(Collection entries)
↓↓↓
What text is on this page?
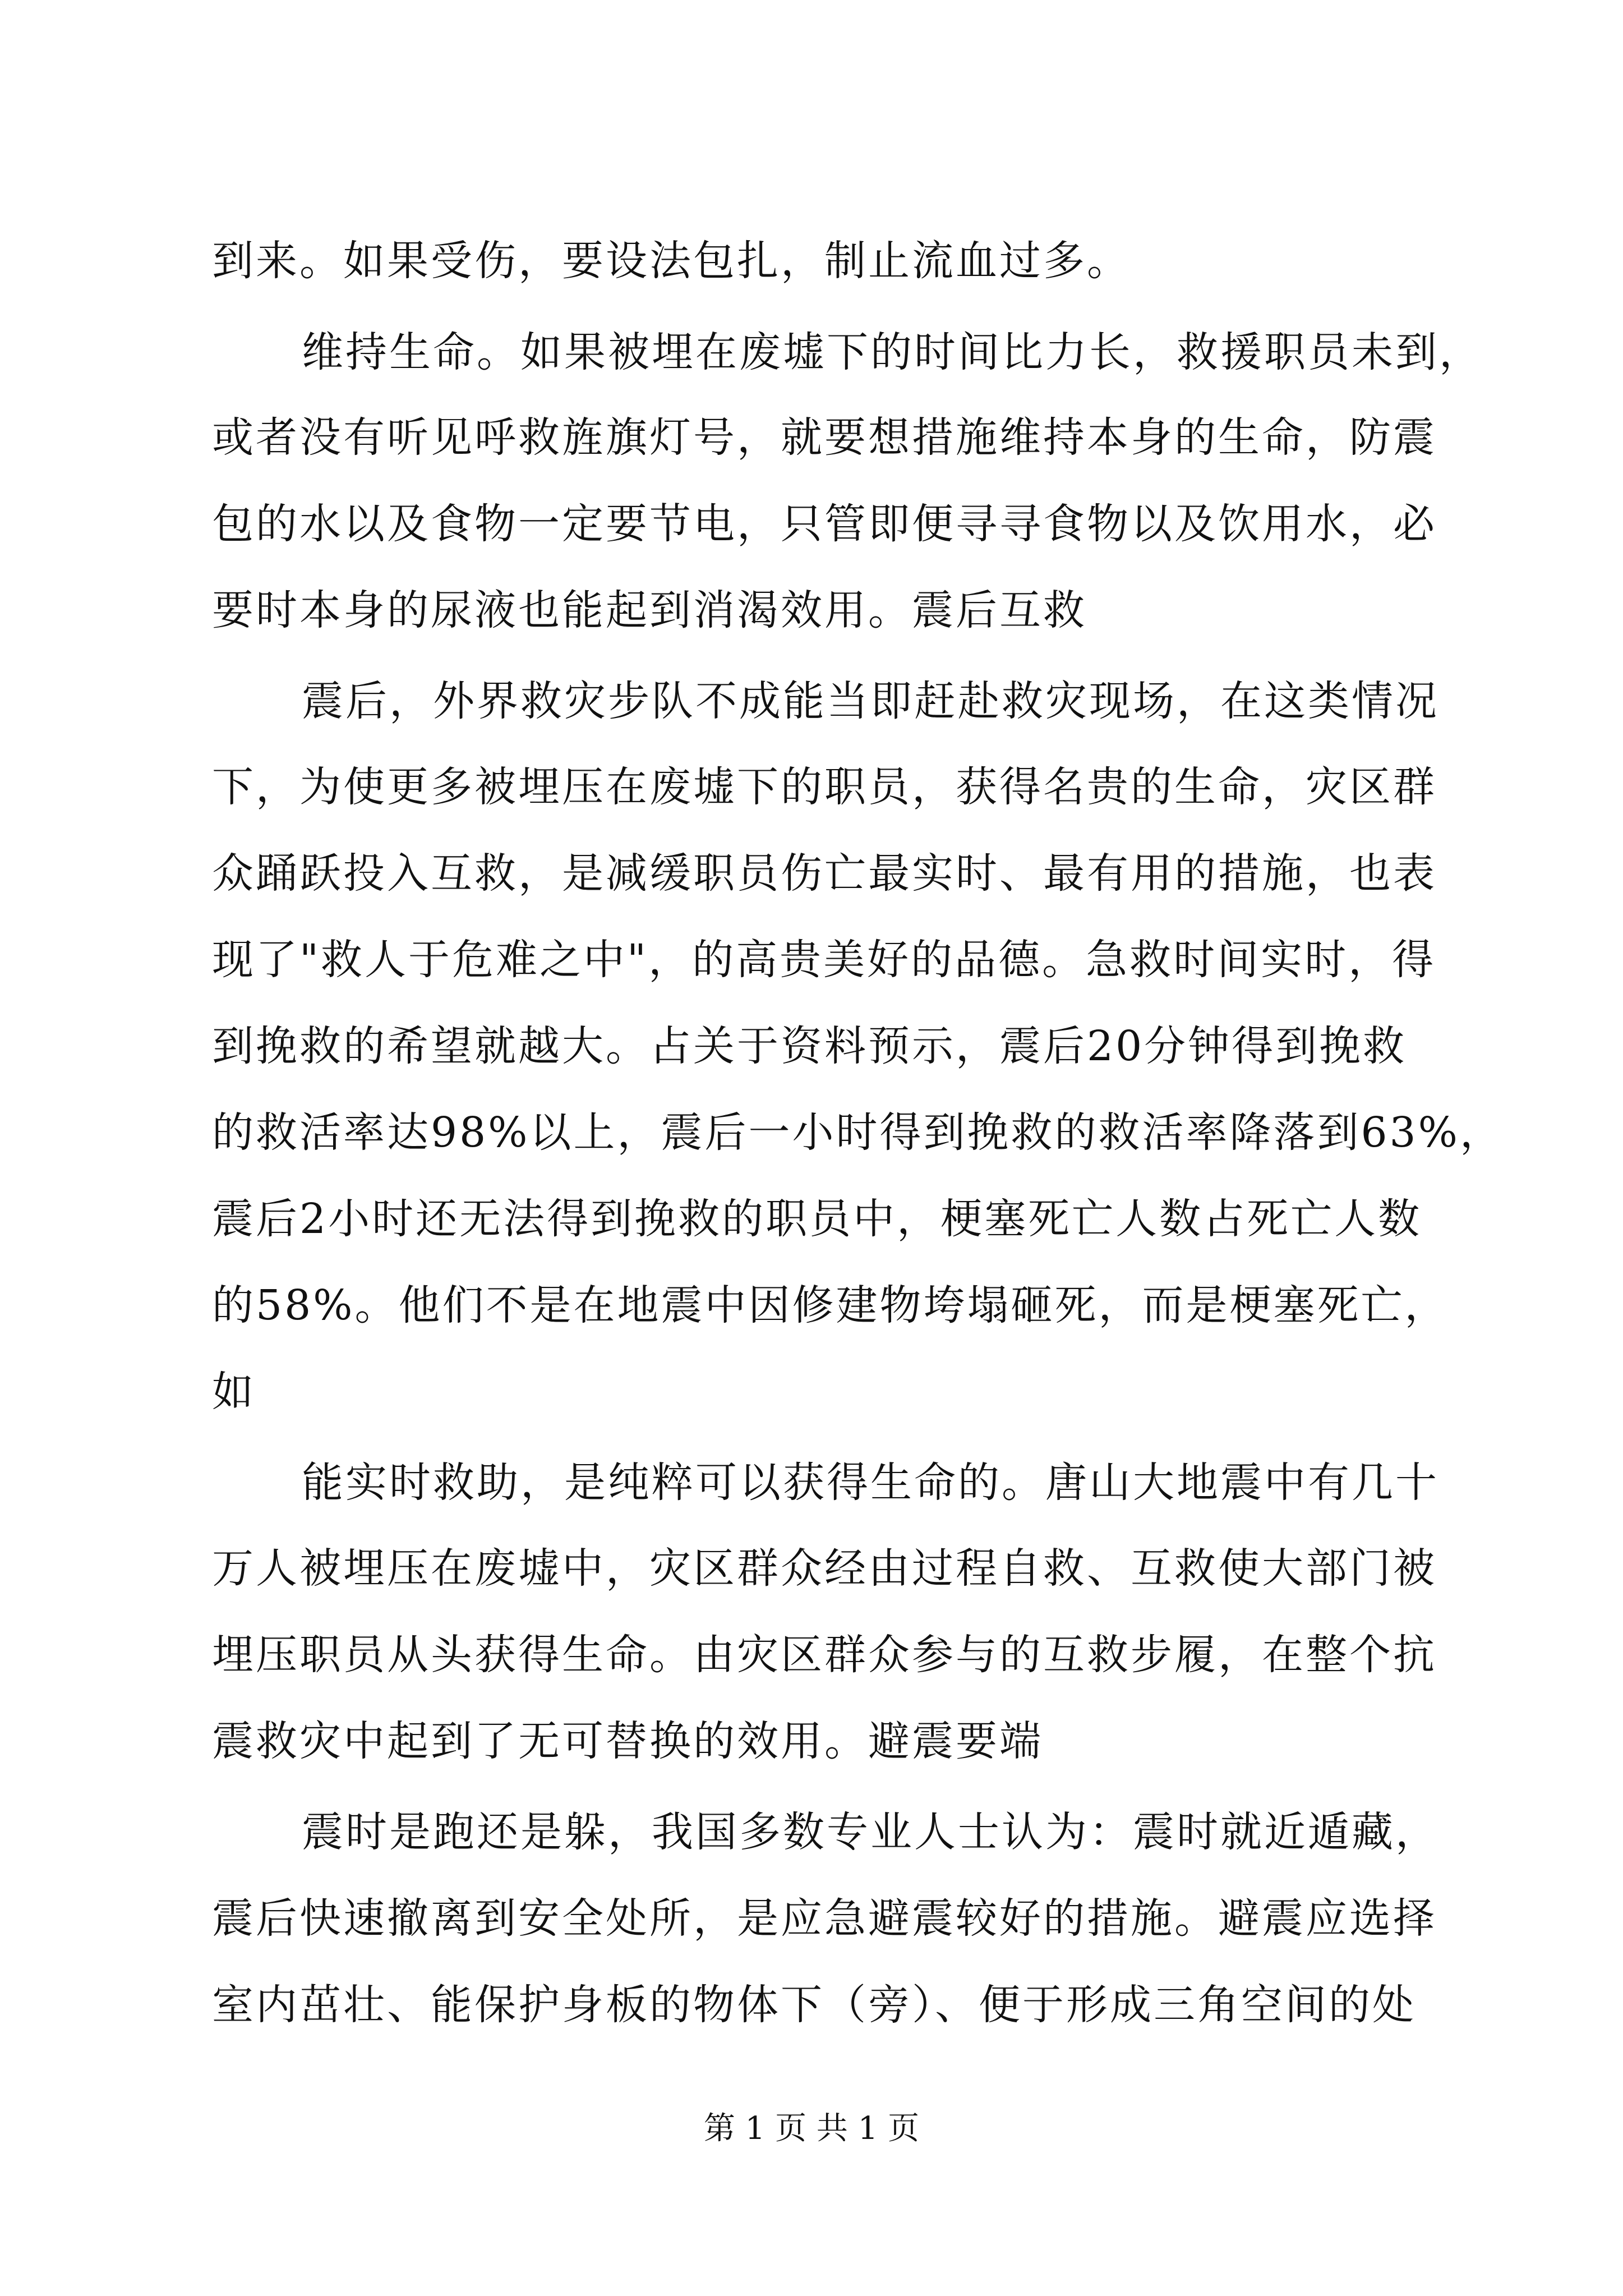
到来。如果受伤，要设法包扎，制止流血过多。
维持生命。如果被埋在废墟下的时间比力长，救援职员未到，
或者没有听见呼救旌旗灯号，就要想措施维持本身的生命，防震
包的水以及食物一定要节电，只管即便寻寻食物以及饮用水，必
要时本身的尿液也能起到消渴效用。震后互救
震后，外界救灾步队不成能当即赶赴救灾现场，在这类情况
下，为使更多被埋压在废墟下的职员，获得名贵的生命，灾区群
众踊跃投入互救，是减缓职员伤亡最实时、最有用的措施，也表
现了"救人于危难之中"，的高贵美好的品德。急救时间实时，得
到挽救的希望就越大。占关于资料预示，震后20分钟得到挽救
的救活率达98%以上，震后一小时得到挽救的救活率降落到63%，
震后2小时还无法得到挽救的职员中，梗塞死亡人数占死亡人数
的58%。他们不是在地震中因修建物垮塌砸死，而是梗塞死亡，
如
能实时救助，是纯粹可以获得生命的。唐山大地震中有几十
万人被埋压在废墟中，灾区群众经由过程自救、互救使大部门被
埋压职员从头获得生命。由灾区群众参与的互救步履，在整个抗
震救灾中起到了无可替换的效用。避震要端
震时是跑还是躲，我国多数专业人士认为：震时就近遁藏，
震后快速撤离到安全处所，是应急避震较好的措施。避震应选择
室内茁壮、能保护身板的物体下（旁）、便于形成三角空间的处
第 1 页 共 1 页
↑↑↑
↓↓↓
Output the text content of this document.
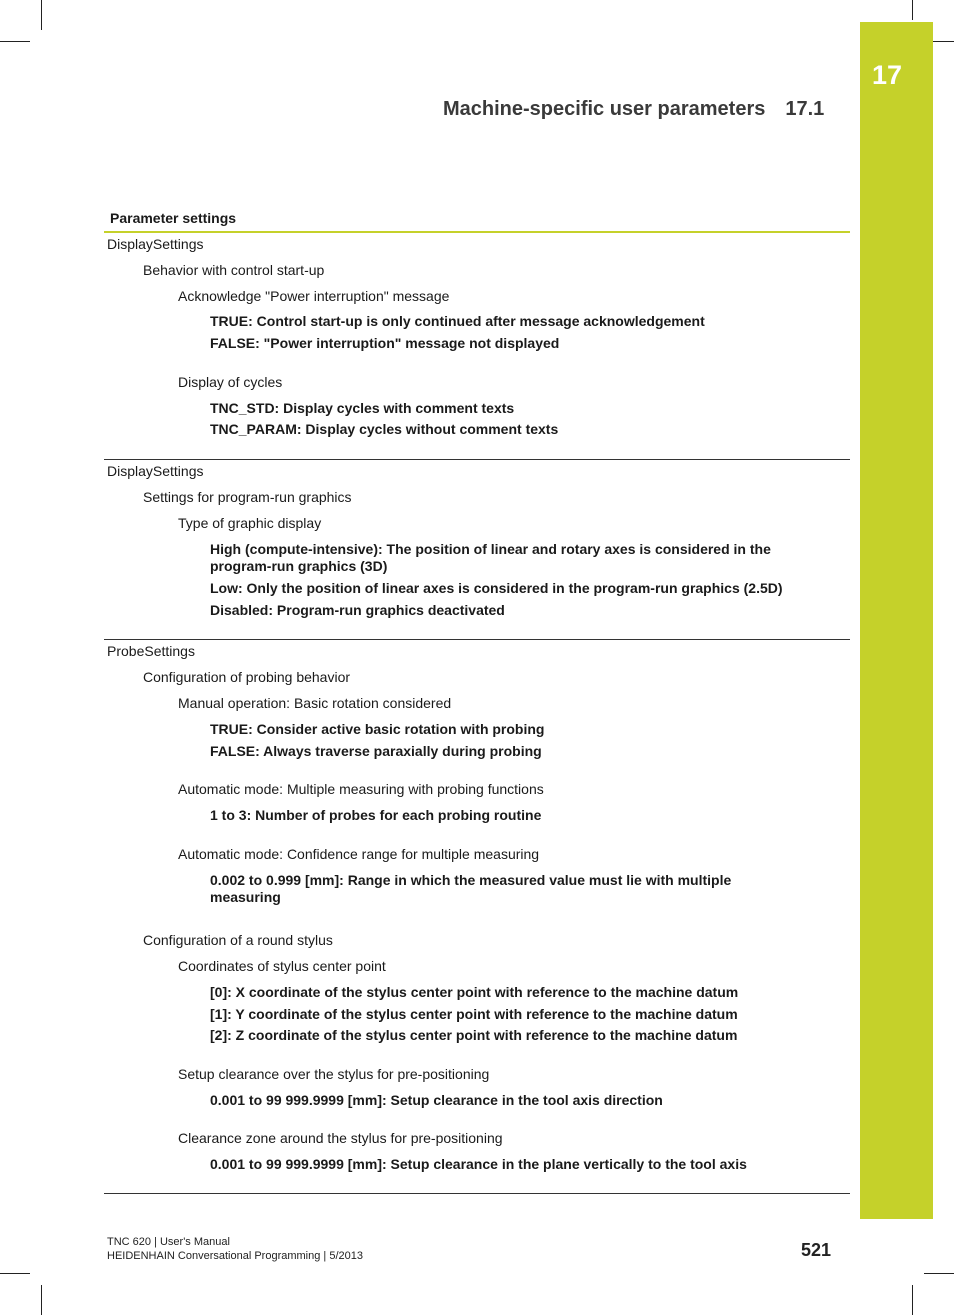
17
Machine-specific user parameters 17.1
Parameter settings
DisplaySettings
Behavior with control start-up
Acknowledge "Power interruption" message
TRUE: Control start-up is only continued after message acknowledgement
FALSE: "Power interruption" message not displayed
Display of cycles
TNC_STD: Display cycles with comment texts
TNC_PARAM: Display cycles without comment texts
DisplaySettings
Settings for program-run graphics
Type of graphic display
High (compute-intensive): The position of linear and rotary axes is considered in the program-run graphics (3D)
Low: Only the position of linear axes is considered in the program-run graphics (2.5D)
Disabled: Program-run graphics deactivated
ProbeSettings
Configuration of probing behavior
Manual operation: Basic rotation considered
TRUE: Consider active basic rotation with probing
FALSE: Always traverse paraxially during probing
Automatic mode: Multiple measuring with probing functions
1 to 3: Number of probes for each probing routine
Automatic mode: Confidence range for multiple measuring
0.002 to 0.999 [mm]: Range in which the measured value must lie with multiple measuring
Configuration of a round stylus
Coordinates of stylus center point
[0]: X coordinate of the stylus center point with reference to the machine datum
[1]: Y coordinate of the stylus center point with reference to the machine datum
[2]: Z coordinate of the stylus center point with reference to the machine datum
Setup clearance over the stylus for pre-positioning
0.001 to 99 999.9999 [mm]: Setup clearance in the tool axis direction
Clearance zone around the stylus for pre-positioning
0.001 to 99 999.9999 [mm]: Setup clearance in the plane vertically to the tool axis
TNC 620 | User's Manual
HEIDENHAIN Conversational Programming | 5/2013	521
↑↑↑
## Written task
List the lines of the records where "datum" occurs.

## Reply to the task
[0]: X coordinate of the stylus center point with reference to the machine datum
[1]: Y coordinate of the stylus center point with reference to the machine datum
[2]: Z coordinate of the stylus center point with reference to the machine datum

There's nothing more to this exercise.